(OBJECTIVE):
Restate the records below word for word.
start RECORDS FOR PROCESSING
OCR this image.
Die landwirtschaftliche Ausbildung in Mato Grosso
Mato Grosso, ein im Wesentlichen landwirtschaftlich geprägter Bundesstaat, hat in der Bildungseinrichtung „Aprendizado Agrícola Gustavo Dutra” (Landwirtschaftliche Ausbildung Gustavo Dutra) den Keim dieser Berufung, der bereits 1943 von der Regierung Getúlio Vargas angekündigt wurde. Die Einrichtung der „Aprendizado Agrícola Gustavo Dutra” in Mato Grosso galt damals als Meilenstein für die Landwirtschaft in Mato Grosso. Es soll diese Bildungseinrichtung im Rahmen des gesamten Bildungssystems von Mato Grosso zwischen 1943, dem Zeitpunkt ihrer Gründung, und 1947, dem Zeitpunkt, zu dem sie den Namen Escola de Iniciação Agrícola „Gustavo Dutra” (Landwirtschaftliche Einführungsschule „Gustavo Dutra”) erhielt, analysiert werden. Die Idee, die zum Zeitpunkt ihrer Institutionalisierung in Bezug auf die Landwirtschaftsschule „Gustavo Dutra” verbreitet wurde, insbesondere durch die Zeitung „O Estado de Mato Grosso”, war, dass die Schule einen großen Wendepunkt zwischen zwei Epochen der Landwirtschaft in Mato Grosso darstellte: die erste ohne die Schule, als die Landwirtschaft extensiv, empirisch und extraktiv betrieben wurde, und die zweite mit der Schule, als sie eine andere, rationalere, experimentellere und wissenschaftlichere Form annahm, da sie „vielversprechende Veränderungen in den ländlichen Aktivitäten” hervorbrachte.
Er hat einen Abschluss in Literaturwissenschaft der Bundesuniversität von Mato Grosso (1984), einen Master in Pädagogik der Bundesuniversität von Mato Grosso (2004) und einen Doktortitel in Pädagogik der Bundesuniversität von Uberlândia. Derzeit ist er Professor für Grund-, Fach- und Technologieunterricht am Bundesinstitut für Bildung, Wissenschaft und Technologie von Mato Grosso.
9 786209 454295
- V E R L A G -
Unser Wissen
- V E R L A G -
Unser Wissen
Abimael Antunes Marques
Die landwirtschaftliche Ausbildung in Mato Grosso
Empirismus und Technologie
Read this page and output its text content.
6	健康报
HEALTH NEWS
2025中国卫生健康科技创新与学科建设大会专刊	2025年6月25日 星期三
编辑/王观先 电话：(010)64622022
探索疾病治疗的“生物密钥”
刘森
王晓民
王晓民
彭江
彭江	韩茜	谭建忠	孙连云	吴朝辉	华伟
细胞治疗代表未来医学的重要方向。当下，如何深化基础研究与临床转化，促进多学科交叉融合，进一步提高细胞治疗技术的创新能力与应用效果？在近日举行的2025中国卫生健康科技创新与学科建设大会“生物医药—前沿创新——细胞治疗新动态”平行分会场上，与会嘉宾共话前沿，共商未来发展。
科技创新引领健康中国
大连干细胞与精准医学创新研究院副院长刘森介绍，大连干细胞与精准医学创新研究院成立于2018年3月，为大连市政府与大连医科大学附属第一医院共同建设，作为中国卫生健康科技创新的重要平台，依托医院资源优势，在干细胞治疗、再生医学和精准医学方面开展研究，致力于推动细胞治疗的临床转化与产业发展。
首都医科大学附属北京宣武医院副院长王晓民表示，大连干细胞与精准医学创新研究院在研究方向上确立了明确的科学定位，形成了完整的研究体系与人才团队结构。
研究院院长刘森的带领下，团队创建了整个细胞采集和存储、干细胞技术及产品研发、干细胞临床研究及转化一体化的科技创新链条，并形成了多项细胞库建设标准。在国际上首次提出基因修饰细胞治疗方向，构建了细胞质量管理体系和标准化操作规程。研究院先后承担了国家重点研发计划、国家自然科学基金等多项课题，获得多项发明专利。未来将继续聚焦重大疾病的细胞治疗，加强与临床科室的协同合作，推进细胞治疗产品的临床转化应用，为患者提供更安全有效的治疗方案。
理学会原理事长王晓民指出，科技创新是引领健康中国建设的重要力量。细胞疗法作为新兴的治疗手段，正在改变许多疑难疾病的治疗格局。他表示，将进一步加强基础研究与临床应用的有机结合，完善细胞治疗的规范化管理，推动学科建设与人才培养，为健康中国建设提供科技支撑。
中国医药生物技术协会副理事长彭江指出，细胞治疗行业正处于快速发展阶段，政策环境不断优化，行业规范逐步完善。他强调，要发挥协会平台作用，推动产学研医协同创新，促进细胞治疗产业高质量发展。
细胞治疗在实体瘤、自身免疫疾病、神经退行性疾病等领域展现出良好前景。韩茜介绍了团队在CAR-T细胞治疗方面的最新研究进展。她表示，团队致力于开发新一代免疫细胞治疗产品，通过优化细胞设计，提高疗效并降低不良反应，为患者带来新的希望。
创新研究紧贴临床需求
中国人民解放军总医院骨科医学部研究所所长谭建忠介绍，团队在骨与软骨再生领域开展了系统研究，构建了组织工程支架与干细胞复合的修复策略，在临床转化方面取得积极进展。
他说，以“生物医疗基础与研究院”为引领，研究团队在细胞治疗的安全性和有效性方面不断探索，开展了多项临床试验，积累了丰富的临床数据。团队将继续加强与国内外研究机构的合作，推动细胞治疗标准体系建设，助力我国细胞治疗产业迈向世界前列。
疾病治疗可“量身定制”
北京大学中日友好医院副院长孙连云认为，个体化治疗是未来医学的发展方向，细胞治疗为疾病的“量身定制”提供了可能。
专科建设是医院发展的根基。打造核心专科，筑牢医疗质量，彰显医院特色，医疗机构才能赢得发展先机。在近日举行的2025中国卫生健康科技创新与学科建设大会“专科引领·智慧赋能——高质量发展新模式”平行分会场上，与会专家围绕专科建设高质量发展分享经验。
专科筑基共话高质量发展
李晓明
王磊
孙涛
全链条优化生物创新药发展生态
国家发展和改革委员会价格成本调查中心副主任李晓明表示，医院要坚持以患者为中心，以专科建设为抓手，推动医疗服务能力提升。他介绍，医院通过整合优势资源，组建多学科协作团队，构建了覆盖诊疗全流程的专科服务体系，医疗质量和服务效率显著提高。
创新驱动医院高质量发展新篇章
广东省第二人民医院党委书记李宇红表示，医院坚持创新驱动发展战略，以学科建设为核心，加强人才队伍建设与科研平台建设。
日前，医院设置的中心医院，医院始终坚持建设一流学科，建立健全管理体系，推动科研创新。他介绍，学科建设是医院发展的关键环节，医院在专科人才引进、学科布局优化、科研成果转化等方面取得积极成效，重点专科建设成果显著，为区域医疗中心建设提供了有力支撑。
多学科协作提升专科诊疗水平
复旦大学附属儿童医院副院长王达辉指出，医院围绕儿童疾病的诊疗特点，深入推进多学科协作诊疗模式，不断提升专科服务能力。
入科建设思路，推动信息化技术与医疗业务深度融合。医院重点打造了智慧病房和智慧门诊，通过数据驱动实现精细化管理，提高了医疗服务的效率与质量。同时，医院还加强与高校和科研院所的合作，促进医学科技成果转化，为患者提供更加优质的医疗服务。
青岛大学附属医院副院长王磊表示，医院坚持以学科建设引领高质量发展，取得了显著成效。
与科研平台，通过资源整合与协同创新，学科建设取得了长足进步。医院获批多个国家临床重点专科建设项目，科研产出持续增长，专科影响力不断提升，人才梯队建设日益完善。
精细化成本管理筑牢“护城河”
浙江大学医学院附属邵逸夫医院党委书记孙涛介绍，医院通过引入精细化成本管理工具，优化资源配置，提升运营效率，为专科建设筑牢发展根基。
end RECORDS FOR PROCESSING
(THE ANSWER):
OCR this image.
Die landwirtschaftliche Ausbildung in Mato Grosso
Mato Grosso, ein im Wesentlichen landwirtschaftlich geprägter Bundesstaat, hat in der Bildungseinrichtung „Aprendizado Agrícola Gustavo Dutra” (Landwirtschaftliche Ausbildung Gustavo Dutra) den Keim dieser Berufung, der bereits 1943 von der Regierung Getúlio Vargas angekündigt wurde. Die Einrichtung der „Aprendizado Agrícola Gustavo Dutra” in Mato Grosso galt damals als Meilenstein für die Landwirtschaft in Mato Grosso. Es soll diese Bildungseinrichtung im Rahmen des gesamten Bildungssystems von Mato Grosso zwischen 1943, dem Zeitpunkt ihrer Gründung, und 1947, dem Zeitpunkt, zu dem sie den Namen Escola de Iniciação Agrícola „Gustavo Dutra” (Landwirtschaftliche Einführungsschule „Gustavo Dutra”) erhielt, analysiert werden. Die Idee, die zum Zeitpunkt ihrer Institutionalisierung in Bezug auf die Landwirtschaftsschule „Gustavo Dutra” verbreitet wurde, insbesondere durch die Zeitung „O Estado de Mato Grosso”, war, dass die Schule einen großen Wendepunkt zwischen zwei Epochen der Landwirtschaft in Mato Grosso darstellte: die erste ohne die Schule, als die Landwirtschaft extensiv, empirisch und extraktiv betrieben wurde, und die zweite mit der Schule, als sie eine andere, rationalere, experimentellere und wissenschaftlichere Form annahm, da sie „vielversprechende Veränderungen in den ländlichen Aktivitäten” hervorbrachte.
Er hat einen Abschluss in Literaturwissenschaft der Bundesuniversität von Mato Grosso (1984), einen Master in Pädagogik der Bundesuniversität von Mato Grosso (2004) und einen Doktortitel in Pädagogik der Bundesuniversität von Uberlândia. Derzeit ist er Professor für Grund-, Fach- und Technologieunterricht am Bundesinstitut für Bildung, Wissenschaft und Technologie von Mato Grosso.
9 786209 454295
- V E R L A G -
Unser Wissen
- V E R L A G -
Unser Wissen
Abimael Antunes Marques
Die landwirtschaftliche Ausbildung in Mato Grosso
Empirismus und Technologie
Read this page and output its text content.
6	健康报
HEALTH NEWS
2025中国卫生健康科技创新与学科建设大会专刊	2025年6月25日 星期三
编辑/王观先 电话：(010)64622022
探索疾病治疗的“生物密钥”
刘森
王晓民
王晓民
彭江
彭江	韩茜	谭建忠	孙连云	吴朝辉	华伟
细胞治疗代表未来医学的重要方向。当下，如何深化基础研究与临床转化，促进多学科交叉融合，进一步提高细胞治疗技术的创新能力与应用效果？在近日举行的2025中国卫生健康科技创新与学科建设大会“生物医药—前沿创新——细胞治疗新动态”平行分会场上，与会嘉宾共话前沿，共商未来发展。
科技创新引领健康中国
大连干细胞与精准医学创新研究院副院长刘森介绍，大连干细胞与精准医学创新研究院成立于2018年3月，为大连市政府与大连医科大学附属第一医院共同建设，作为中国卫生健康科技创新的重要平台，依托医院资源优势，在干细胞治疗、再生医学和精准医学方面开展研究，致力于推动细胞治疗的临床转化与产业发展。
首都医科大学附属北京宣武医院副院长王晓民表示，大连干细胞与精准医学创新研究院在研究方向上确立了明确的科学定位，形成了完整的研究体系与人才团队结构。
研究院院长刘森的带领下，团队创建了整个细胞采集和存储、干细胞技术及产品研发、干细胞临床研究及转化一体化的科技创新链条，并形成了多项细胞库建设标准。在国际上首次提出基因修饰细胞治疗方向，构建了细胞质量管理体系和标准化操作规程。研究院先后承担了国家重点研发计划、国家自然科学基金等多项课题，获得多项发明专利。未来将继续聚焦重大疾病的细胞治疗，加强与临床科室的协同合作，推进细胞治疗产品的临床转化应用，为患者提供更安全有效的治疗方案。
理学会原理事长王晓民指出，科技创新是引领健康中国建设的重要力量。细胞疗法作为新兴的治疗手段，正在改变许多疑难疾病的治疗格局。他表示，将进一步加强基础研究与临床应用的有机结合，完善细胞治疗的规范化管理，推动学科建设与人才培养，为健康中国建设提供科技支撑。
中国医药生物技术协会副理事长彭江指出，细胞治疗行业正处于快速发展阶段，政策环境不断优化，行业规范逐步完善。他强调，要发挥协会平台作用，推动产学研医协同创新，促进细胞治疗产业高质量发展。
细胞治疗在实体瘤、自身免疫疾病、神经退行性疾病等领域展现出良好前景。韩茜介绍了团队在CAR-T细胞治疗方面的最新研究进展。她表示，团队致力于开发新一代免疫细胞治疗产品，通过优化细胞设计，提高疗效并降低不良反应，为患者带来新的希望。
创新研究紧贴临床需求
中国人民解放军总医院骨科医学部研究所所长谭建忠介绍，团队在骨与软骨再生领域开展了系统研究，构建了组织工程支架与干细胞复合的修复策略，在临床转化方面取得积极进展。
他说，以“生物医疗基础与研究院”为引领，研究团队在细胞治疗的安全性和有效性方面不断探索，开展了多项临床试验，积累了丰富的临床数据。团队将继续加强与国内外研究机构的合作，推动细胞治疗标准体系建设，助力我国细胞治疗产业迈向世界前列。
疾病治疗可“量身定制”
北京大学中日友好医院副院长孙连云认为，个体化治疗是未来医学的发展方向，细胞治疗为疾病的“量身定制”提供了可能。
专科建设是医院发展的根基。打造核心专科，筑牢医疗质量，彰显医院特色，医疗机构才能赢得发展先机。在近日举行的2025中国卫生健康科技创新与学科建设大会“专科引领·智慧赋能——高质量发展新模式”平行分会场上，与会专家围绕专科建设高质量发展分享经验。
专科筑基共话高质量发展
李晓明
王磊
孙涛
全链条优化生物创新药发展生态
国家发展和改革委员会价格成本调查中心副主任李晓明表示，医院要坚持以患者为中心，以专科建设为抓手，推动医疗服务能力提升。他介绍，医院通过整合优势资源，组建多学科协作团队，构建了覆盖诊疗全流程的专科服务体系，医疗质量和服务效率显著提高。
创新驱动医院高质量发展新篇章
广东省第二人民医院党委书记李宇红表示，医院坚持创新驱动发展战略，以学科建设为核心，加强人才队伍建设与科研平台建设。
日前，医院设置的中心医院，医院始终坚持建设一流学科，建立健全管理体系，推动科研创新。他介绍，学科建设是医院发展的关键环节，医院在专科人才引进、学科布局优化、科研成果转化等方面取得积极成效，重点专科建设成果显著，为区域医疗中心建设提供了有力支撑。
多学科协作提升专科诊疗水平
复旦大学附属儿童医院副院长王达辉指出，医院围绕儿童疾病的诊疗特点，深入推进多学科协作诊疗模式，不断提升专科服务能力。
入科建设思路，推动信息化技术与医疗业务深度融合。医院重点打造了智慧病房和智慧门诊，通过数据驱动实现精细化管理，提高了医疗服务的效率与质量。同时，医院还加强与高校和科研院所的合作，促进医学科技成果转化，为患者提供更加优质的医疗服务。
青岛大学附属医院副院长王磊表示，医院坚持以学科建设引领高质量发展，取得了显著成效。
与科研平台，通过资源整合与协同创新，学科建设取得了长足进步。医院获批多个国家临床重点专科建设项目，科研产出持续增长，专科影响力不断提升，人才梯队建设日益完善。
精细化成本管理筑牢“护城河”
浙江大学医学院附属邵逸夫医院党委书记孙涛介绍，医院通过引入精细化成本管理工具，优化资源配置，提升运营效率，为专科建设筑牢发展根基。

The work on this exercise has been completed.